[Stored data entries]

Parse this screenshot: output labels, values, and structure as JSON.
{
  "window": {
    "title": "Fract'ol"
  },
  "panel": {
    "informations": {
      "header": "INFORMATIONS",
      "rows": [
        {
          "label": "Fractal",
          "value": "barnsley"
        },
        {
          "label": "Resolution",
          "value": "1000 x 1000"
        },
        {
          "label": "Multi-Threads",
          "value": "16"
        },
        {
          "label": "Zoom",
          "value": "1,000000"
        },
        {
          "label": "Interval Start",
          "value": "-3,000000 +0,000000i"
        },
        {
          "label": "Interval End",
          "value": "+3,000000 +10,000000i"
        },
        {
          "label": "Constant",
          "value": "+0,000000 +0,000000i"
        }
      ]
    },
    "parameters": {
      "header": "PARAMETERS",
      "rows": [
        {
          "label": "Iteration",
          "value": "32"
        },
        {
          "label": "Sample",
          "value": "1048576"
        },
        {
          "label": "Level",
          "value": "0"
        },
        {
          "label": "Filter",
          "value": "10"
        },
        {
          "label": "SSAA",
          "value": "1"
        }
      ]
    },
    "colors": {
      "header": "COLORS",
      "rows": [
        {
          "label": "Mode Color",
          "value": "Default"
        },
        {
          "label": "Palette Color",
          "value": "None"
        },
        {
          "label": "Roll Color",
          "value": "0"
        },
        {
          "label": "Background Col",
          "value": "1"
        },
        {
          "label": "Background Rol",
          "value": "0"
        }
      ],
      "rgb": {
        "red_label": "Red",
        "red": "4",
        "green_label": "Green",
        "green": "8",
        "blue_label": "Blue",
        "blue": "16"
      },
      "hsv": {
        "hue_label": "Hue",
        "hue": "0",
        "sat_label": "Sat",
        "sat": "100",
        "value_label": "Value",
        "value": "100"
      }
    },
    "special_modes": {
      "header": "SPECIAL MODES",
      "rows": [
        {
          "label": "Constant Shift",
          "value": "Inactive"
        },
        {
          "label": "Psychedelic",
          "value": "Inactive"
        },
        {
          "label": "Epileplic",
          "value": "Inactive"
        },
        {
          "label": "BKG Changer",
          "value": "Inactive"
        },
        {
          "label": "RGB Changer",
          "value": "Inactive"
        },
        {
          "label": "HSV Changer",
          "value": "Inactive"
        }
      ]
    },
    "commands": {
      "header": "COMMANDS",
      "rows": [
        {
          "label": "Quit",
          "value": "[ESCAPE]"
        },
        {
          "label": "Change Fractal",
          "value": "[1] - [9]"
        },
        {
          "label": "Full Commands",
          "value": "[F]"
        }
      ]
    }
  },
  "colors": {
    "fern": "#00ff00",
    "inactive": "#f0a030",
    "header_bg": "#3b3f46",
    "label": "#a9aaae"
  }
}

SHORT PROBLEM: Reproduce each record exactly, leaving nothing out.

FULL SOLUTION:
Parse this screenshot: output labels, values, and structure as JSON.
{
  "window": {
    "title": "Fract'ol"
  },
  "panel": {
    "informations": {
      "header": "INFORMATIONS",
      "rows": [
        {
          "label": "Fractal",
          "value": "barnsley"
        },
        {
          "label": "Resolution",
          "value": "1000 x 1000"
        },
        {
          "label": "Multi-Threads",
          "value": "16"
        },
        {
          "label": "Zoom",
          "value": "1,000000"
        },
        {
          "label": "Interval Start",
          "value": "-3,000000 +0,000000i"
        },
        {
          "label": "Interval End",
          "value": "+3,000000 +10,000000i"
        },
        {
          "label": "Constant",
          "value": "+0,000000 +0,000000i"
        }
      ]
    },
    "parameters": {
      "header": "PARAMETERS",
      "rows": [
        {
          "label": "Iteration",
          "value": "32"
        },
        {
          "label": "Sample",
          "value": "1048576"
        },
        {
          "label": "Level",
          "value": "0"
        },
        {
          "label": "Filter",
          "value": "10"
        },
        {
          "label": "SSAA",
          "value": "1"
        }
      ]
    },
    "colors": {
      "header": "COLORS",
      "rows": [
        {
          "label": "Mode Color",
          "value": "Default"
        },
        {
          "label": "Palette Color",
          "value": "None"
        },
        {
          "label": "Roll Color",
          "value": "0"
        },
        {
          "label": "Background Col",
          "value": "1"
        },
        {
          "label": "Background Rol",
          "value": "0"
        }
      ],
      "rgb": {
        "red_label": "Red",
        "red": "4",
        "green_label": "Green",
        "green": "8",
        "blue_label": "Blue",
        "blue": "16"
      },
      "hsv": {
        "hue_label": "Hue",
        "hue": "0",
        "sat_label": "Sat",
        "sat": "100",
        "value_label": "Value",
        "value": "100"
      }
    },
    "special_modes": {
      "header": "SPECIAL MODES",
      "rows": [
        {
          "label": "Constant Shift",
          "value": "Inactive"
        },
        {
          "label": "Psychedelic",
          "value": "Inactive"
        },
        {
          "label": "Epileplic",
          "value": "Inactive"
        },
        {
          "label": "BKG Changer",
          "value": "Inactive"
        },
        {
          "label": "RGB Changer",
          "value": "Inactive"
        },
        {
          "label": "HSV Changer",
          "value": "Inactive"
        }
      ]
    },
    "commands": {
      "header": "COMMANDS",
      "rows": [
        {
          "label": "Quit",
          "value": "[ESCAPE]"
        },
        {
          "label": "Change Fractal",
          "value": "[1] - [9]"
        },
        {
          "label": "Full Commands",
          "value": "[F]"
        }
      ]
    }
  },
  "colors": {
    "fern": "#00ff00",
    "inactive": "#f0a030",
    "header_bg": "#3b3f46",
    "label": "#a9aaae"
  }
}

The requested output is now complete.